══ Exercise inputs
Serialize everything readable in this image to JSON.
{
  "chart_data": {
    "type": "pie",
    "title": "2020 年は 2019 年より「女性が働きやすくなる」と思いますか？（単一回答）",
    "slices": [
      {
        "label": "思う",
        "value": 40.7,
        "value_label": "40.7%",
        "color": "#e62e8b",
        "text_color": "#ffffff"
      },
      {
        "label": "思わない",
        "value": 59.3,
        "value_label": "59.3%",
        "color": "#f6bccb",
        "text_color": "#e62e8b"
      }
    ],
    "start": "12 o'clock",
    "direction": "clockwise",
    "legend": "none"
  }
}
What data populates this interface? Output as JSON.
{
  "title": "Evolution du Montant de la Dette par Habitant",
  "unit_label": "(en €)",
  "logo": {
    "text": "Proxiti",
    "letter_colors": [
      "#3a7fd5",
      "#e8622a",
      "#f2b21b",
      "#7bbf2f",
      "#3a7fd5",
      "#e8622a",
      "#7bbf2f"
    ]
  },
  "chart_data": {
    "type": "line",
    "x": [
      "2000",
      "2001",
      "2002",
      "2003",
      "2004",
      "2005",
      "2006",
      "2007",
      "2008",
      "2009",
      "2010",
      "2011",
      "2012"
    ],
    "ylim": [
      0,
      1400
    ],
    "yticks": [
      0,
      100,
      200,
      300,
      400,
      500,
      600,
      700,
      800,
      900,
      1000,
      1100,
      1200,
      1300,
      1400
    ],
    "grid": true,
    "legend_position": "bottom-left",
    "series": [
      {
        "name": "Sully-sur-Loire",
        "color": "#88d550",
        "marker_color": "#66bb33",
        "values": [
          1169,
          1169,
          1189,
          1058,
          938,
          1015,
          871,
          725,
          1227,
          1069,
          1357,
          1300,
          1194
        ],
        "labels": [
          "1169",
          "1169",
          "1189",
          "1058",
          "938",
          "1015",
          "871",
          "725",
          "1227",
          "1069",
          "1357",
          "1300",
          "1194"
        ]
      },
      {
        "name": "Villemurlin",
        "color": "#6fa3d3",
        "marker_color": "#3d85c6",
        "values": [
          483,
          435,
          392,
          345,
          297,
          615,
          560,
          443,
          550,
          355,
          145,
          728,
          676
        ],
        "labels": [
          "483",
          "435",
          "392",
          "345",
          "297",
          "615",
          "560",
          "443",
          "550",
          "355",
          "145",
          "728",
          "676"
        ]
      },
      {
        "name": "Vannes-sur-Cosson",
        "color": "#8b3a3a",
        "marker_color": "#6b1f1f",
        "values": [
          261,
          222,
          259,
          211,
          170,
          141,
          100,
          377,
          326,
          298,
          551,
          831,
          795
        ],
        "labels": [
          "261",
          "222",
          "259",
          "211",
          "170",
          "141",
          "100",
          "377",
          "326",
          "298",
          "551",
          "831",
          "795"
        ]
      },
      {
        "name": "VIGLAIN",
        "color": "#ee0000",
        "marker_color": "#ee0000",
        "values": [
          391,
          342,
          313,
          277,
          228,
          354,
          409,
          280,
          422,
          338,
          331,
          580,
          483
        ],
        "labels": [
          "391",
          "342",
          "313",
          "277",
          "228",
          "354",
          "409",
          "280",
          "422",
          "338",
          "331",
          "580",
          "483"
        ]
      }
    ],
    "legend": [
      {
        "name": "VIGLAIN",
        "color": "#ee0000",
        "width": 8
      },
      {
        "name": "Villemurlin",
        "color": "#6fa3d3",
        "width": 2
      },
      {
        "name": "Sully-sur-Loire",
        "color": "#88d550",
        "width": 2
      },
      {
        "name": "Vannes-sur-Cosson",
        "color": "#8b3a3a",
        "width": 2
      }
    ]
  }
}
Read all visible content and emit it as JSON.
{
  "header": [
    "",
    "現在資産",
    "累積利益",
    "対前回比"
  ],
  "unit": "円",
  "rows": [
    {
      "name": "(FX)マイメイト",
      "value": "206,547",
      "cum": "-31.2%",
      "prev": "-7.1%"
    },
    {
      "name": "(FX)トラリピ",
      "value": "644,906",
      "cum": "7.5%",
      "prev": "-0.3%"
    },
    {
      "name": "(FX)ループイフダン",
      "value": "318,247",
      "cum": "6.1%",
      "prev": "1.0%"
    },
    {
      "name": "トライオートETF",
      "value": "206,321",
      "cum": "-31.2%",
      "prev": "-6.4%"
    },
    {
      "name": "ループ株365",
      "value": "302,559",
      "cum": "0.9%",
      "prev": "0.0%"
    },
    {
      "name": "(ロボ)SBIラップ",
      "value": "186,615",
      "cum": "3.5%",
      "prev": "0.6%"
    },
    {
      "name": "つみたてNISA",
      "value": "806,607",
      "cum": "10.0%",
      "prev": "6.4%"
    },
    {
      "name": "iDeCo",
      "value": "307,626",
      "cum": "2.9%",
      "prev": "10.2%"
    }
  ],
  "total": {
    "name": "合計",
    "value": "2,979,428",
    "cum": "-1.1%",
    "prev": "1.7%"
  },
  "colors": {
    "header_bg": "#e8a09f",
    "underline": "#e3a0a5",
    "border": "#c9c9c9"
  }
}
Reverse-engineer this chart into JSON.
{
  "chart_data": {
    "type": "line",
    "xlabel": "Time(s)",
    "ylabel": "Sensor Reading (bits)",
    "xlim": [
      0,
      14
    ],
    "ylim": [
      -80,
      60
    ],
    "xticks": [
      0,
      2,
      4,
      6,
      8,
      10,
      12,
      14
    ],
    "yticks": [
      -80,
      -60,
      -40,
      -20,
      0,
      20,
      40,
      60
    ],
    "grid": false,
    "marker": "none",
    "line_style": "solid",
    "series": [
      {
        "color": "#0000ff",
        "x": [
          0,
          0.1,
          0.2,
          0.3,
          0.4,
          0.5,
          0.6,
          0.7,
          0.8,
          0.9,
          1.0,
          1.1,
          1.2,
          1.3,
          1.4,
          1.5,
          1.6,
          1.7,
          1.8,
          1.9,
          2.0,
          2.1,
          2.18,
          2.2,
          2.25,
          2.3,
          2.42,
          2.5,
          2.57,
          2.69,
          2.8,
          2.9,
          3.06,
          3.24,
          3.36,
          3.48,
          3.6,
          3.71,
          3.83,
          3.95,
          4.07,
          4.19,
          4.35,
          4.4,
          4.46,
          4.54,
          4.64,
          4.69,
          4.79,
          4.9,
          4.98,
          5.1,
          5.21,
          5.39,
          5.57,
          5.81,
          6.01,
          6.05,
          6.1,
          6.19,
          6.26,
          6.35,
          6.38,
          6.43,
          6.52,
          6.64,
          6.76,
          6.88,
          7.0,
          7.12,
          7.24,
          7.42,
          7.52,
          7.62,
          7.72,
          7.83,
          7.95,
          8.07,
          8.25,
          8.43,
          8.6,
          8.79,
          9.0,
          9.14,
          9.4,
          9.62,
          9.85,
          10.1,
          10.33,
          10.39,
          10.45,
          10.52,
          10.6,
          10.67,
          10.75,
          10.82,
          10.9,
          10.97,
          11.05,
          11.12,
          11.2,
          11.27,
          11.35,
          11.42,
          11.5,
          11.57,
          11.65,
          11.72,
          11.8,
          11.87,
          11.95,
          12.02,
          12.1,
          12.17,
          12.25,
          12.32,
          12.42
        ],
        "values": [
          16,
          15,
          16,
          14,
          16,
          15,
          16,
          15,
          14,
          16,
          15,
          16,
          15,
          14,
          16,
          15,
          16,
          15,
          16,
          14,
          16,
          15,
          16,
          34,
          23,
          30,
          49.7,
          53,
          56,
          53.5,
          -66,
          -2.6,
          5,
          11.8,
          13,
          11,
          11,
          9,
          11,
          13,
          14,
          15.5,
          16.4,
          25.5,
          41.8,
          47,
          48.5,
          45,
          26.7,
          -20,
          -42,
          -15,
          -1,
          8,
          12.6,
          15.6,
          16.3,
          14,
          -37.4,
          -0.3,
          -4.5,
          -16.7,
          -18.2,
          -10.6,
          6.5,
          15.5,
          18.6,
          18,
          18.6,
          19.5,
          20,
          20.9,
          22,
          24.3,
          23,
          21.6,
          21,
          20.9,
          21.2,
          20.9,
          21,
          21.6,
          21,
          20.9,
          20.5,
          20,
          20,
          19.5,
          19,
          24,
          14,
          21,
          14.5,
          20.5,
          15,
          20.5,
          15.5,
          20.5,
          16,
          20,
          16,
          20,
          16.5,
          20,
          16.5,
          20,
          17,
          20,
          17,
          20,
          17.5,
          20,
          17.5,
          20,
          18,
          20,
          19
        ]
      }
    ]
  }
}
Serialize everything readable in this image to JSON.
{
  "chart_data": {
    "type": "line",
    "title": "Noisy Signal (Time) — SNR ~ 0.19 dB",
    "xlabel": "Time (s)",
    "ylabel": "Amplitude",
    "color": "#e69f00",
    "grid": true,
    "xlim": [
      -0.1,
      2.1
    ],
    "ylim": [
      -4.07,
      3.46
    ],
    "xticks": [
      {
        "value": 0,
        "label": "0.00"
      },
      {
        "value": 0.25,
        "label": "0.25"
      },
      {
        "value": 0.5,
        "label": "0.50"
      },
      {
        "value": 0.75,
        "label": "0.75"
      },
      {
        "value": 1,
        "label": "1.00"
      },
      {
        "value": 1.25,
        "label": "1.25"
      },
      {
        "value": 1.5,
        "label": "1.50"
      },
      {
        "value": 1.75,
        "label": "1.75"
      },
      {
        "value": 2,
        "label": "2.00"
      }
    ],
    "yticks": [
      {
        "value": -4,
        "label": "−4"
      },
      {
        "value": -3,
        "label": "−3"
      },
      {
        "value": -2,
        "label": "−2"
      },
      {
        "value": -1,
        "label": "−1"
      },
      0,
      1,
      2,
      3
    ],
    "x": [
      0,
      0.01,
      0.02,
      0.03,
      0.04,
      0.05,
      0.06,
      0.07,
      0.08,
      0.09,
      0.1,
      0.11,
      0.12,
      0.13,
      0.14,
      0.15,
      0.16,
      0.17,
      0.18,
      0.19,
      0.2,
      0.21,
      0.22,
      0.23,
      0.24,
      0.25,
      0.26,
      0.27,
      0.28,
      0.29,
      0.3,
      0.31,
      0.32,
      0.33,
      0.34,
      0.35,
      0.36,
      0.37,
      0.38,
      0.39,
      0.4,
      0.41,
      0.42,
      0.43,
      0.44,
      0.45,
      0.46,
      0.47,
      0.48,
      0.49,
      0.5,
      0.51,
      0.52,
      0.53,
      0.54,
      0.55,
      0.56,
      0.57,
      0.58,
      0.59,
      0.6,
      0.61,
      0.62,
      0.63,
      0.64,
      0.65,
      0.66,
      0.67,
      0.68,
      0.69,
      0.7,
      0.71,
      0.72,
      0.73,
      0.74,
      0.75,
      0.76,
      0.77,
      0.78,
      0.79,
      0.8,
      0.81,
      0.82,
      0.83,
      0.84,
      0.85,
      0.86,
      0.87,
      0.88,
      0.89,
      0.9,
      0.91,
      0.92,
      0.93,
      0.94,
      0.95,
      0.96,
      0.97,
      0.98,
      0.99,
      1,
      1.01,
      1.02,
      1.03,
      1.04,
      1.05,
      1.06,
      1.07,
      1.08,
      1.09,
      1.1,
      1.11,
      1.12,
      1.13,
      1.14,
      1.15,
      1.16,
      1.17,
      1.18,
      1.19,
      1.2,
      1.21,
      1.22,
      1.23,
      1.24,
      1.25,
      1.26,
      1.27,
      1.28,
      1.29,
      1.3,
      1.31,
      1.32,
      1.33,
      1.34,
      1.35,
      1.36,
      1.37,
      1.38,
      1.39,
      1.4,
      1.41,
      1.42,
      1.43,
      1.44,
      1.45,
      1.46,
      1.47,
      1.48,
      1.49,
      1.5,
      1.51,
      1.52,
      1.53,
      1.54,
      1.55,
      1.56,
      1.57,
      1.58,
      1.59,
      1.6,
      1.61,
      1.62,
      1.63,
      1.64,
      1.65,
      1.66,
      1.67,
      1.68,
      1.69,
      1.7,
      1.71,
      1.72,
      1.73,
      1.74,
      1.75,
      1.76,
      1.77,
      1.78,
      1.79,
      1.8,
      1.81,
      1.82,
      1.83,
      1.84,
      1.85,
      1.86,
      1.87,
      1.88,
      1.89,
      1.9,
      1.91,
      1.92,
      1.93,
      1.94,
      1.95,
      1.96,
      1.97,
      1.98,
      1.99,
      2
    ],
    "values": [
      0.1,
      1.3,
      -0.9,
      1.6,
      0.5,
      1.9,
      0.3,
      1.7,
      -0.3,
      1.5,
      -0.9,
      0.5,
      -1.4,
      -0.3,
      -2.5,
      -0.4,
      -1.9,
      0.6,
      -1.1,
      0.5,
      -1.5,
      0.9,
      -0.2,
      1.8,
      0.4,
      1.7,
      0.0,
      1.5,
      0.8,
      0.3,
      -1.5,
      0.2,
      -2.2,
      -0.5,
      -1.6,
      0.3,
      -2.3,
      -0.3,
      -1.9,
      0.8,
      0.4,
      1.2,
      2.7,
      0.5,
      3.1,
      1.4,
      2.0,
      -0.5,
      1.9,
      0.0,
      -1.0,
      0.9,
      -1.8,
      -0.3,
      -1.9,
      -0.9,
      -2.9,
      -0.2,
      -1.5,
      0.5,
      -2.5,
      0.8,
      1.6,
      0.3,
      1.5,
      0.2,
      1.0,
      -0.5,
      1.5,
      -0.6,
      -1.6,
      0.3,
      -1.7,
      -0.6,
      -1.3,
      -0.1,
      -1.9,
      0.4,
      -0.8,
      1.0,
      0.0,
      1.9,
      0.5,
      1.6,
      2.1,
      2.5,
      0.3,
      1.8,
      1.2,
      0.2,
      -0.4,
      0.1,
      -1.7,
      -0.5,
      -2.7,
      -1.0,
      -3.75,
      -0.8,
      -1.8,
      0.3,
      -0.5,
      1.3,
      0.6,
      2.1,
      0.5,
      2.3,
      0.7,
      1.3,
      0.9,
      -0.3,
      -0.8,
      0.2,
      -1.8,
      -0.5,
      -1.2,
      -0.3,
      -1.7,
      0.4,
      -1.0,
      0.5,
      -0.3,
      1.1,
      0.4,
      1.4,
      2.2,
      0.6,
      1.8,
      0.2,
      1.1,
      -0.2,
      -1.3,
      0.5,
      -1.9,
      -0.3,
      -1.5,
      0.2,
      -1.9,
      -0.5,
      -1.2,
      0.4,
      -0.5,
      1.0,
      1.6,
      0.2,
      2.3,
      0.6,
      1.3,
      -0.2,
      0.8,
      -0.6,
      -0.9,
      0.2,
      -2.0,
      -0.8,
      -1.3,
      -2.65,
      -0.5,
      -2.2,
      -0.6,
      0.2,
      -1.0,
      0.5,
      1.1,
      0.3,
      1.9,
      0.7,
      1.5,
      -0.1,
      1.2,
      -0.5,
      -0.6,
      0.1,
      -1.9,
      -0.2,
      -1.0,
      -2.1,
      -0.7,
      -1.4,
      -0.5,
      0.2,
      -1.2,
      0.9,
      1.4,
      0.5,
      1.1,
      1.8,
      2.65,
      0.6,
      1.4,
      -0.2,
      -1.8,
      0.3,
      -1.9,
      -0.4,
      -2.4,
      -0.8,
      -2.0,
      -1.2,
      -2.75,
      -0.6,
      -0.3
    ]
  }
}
════
### The task
Pull out each line of the records holding the string "JSON".

### Full output
Serialize everything readable in this image to JSON.
What data populates this interface? Output as JSON.
Read all visible content and emit it as JSON.
Reverse-engineer this chart into JSON.
Serialize everything readable in this image to JSON.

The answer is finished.